#### DATA FOR THIS EXERCISE
****************************************

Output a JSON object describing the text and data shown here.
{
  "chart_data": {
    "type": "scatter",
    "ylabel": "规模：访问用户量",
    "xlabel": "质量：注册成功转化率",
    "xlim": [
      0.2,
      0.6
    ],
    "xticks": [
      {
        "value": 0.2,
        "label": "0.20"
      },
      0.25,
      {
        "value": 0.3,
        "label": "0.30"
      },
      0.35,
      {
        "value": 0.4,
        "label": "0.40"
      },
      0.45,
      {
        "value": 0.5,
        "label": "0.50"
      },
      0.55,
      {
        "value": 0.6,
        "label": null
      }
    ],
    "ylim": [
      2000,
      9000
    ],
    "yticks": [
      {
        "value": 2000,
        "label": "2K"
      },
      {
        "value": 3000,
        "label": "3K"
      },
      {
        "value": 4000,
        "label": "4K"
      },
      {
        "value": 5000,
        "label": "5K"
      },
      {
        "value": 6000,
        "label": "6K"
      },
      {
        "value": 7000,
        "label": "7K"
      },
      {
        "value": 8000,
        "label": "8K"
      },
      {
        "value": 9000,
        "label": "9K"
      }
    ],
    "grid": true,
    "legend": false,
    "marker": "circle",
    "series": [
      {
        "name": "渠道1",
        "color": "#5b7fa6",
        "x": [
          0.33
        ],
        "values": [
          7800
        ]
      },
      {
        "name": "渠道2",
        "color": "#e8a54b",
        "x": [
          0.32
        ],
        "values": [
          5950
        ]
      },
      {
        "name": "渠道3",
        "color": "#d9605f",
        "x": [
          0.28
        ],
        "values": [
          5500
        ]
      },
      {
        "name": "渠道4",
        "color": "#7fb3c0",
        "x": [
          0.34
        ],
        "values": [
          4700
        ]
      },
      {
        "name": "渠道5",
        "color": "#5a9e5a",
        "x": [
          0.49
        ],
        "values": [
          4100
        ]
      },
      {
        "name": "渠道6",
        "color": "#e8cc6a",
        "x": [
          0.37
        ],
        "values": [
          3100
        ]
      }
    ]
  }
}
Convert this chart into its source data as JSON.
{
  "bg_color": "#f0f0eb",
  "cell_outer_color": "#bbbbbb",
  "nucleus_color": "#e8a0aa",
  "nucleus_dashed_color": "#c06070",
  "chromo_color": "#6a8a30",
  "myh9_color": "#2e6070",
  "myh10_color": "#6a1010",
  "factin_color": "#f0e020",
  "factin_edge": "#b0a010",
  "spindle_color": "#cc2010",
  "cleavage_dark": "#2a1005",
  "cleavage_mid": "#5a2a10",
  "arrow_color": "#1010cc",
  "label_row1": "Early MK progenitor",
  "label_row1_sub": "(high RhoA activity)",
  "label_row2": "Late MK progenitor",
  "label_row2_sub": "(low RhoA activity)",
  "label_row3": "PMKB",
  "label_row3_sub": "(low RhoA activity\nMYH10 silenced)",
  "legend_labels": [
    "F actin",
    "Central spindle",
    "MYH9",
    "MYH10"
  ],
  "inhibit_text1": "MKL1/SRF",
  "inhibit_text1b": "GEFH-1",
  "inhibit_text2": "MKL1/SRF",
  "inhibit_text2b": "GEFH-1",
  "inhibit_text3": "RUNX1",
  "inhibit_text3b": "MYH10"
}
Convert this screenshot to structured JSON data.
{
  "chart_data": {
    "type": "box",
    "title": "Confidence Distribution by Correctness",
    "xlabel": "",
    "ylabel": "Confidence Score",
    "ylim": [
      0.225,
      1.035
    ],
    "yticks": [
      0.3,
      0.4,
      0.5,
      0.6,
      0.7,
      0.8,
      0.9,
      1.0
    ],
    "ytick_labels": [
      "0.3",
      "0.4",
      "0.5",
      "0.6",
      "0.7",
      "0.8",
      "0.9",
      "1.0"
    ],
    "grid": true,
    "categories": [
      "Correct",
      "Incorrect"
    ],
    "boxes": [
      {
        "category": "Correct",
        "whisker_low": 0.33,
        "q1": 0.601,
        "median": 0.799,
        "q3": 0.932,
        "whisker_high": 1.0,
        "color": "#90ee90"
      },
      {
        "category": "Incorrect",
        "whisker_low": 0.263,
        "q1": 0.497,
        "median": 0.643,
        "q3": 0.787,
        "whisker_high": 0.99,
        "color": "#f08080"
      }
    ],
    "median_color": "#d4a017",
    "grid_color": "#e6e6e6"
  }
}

****************************************

#### TO DO
Transcribe exactly, and only, the lines from the one bearing "Convert this screenshot" through the last line of the entries, counting both.

#### EXERCISE SOLUTION
Convert this screenshot to structured JSON data.
{
  "chart_data": {
    "type": "box",
    "title": "Confidence Distribution by Correctness",
    "xlabel": "",
    "ylabel": "Confidence Score",
    "ylim": [
      0.225,
      1.035
    ],
    "yticks": [
      0.3,
      0.4,
      0.5,
      0.6,
      0.7,
      0.8,
      0.9,
      1.0
    ],
    "ytick_labels": [
      "0.3",
      "0.4",
      "0.5",
      "0.6",
      "0.7",
      "0.8",
      "0.9",
      "1.0"
    ],
    "grid": true,
    "categories": [
      "Correct",
      "Incorrect"
    ],
    "boxes": [
      {
        "category": "Correct",
        "whisker_low": 0.33,
        "q1": 0.601,
        "median": 0.799,
        "q3": 0.932,
        "whisker_high": 1.0,
        "color": "#90ee90"
      },
      {
        "category": "Incorrect",
        "whisker_low": 0.263,
        "q1": 0.497,
        "median": 0.643,
        "q3": 0.787,
        "whisker_high": 0.99,
        "color": "#f08080"
      }
    ],
    "median_color": "#d4a017",
    "grid_color": "#e6e6e6"
  }
}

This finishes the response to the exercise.